» Direction 1
Answer these from the passage on grace:
(a) In which state is the Centre for Action and Contemplation?
(b) According to Rohr, what is the only thing that transforms the human heart?
(c) Who painted The Return of the Prodigal Son?
» Direction 2
Please print the part of the passage on grace that opens with the words containing "It all seems" and closes with "in our story.".

» Selected extract
⟨

It all seems terribly complicated to me. None of these concepts of grace match what I believe grace to be – a free gift from God, which has the power to transform us, deep in our souls. We simply need to look higher, like the traveller in our story.
Each morning, I receive a Daily Meditation from the Centre for Action and Contemplation in New Mexico, which features the writings of one of my favourite contemporary theologians, Richard Rohr. And a while back, he was writing about grace, the kind of grace I believe in. He explained that God is not some benevolent Santa Claus, nor yet a tyrant who is in the retributive justice business, anxious to punish every small transgression. Rohr believes (and I do too) that God’s love is limitless and unconditional – we don’t have to earn it – we just have to accept it. Grace is how God works in the world to wake us up and enable us to accept His/Her love.
Rohr wrote, “Love is the only thing that transforms the human heart. … Love takes the shape and symbolism of healing and radical forgiveness.” And again, “Most of us think and act as if God is a God of retribution and even eternal punishment. But the Bible, Jesus, and the mystics of all the world religions reveal that God is infinite love, which really changes everything. Most religious people have put the cart before the horse by imagining that we can earn God’s love by some kind of moral behaviour. Whereas, according to the saints and mystics, God’s love must be experienced first–and then our moral behaviour is merely an outflowing from our contact with that infinite source toward all other people and things. Love is the powerful horse; morality is then the beautiful cart that it pulls, not the other way around.”
One lovely example of this, from the Gospel of Luke, is the parable of the prodigal son. I have recently been reading, not for the first time, Henri Nouwen’s wonderful book The Return of the Prodigal Son: A Story of Homecoming. It is the account of Nouwen’s ongoing and ever-deepening engagement with the 17th century painting, The Return of the Prodigal Son by Rembrandt.

⟩

» Dataset rows
⟨

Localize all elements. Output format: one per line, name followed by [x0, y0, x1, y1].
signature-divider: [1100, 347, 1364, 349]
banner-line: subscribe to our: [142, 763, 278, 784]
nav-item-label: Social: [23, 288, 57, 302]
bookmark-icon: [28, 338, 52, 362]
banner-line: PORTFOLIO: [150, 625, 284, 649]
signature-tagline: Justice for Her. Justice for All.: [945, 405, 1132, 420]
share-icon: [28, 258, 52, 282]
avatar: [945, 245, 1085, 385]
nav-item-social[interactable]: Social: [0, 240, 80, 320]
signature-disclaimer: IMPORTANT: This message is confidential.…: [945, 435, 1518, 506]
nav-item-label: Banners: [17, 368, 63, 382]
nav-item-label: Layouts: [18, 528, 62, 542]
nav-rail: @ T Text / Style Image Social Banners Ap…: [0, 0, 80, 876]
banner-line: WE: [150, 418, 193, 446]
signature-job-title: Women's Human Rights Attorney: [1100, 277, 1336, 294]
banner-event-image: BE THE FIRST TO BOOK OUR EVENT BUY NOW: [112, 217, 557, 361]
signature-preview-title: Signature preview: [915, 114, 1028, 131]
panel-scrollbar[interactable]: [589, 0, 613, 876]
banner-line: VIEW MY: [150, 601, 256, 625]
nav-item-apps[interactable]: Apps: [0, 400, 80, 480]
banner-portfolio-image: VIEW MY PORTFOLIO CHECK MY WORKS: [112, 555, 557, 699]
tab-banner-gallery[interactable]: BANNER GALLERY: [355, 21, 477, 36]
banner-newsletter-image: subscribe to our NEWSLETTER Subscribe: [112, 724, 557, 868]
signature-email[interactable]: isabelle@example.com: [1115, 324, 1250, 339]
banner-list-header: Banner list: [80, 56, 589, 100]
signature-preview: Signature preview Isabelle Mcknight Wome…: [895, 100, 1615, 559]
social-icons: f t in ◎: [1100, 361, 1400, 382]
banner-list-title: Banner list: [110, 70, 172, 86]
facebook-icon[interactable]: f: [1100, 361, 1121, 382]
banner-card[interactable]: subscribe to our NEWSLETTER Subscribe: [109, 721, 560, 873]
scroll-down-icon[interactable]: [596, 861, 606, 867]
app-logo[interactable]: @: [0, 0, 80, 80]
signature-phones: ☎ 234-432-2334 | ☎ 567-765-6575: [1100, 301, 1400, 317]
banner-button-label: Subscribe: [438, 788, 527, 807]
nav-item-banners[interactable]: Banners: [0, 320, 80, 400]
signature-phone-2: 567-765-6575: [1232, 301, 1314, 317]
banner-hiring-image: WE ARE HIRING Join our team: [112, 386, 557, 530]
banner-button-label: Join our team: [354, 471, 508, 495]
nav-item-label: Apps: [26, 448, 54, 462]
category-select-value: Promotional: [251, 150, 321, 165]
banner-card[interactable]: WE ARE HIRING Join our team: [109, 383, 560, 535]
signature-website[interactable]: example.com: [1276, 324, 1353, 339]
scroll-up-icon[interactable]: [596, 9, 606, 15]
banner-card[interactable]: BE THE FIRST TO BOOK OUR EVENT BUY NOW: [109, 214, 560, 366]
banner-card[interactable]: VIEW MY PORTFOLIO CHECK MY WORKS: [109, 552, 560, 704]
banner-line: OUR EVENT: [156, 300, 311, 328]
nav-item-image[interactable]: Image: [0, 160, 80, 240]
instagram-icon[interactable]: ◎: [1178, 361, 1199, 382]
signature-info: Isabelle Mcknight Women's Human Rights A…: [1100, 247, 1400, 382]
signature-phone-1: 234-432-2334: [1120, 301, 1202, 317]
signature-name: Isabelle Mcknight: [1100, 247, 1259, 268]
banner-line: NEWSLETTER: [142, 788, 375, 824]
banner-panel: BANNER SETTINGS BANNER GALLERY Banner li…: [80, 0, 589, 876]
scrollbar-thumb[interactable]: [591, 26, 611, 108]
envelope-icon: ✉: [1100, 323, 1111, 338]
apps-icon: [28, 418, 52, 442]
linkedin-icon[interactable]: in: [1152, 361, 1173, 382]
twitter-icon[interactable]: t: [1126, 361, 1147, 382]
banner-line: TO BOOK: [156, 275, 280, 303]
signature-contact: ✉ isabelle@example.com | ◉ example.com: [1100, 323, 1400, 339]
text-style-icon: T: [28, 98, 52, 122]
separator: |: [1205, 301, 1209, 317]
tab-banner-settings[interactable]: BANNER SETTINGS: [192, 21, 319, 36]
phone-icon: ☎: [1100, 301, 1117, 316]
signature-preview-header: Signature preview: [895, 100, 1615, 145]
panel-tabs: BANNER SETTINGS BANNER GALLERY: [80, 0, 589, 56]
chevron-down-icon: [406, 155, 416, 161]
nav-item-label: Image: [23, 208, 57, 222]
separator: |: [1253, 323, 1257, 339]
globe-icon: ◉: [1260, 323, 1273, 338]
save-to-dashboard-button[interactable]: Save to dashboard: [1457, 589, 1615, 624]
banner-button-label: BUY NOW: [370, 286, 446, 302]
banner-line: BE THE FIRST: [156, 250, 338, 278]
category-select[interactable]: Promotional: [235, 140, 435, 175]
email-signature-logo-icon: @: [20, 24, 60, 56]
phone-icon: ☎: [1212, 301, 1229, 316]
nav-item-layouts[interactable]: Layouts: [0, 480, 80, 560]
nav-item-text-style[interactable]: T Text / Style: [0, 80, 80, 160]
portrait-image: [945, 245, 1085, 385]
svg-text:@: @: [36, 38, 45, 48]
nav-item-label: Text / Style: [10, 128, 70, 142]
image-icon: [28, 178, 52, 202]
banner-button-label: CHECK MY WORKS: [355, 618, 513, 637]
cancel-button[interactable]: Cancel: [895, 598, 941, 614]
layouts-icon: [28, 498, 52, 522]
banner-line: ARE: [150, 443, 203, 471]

⟩

» Complete output 1
(a) New Mexico
(b) Love
(c) Rembrandt

» Complete output 2
It all seems terribly complicated to me. None of these concepts of grace match what I believe grace to be – a free gift from God, which has the power to transform us, deep in our souls. We simply need to look higher, like the traveller in our story.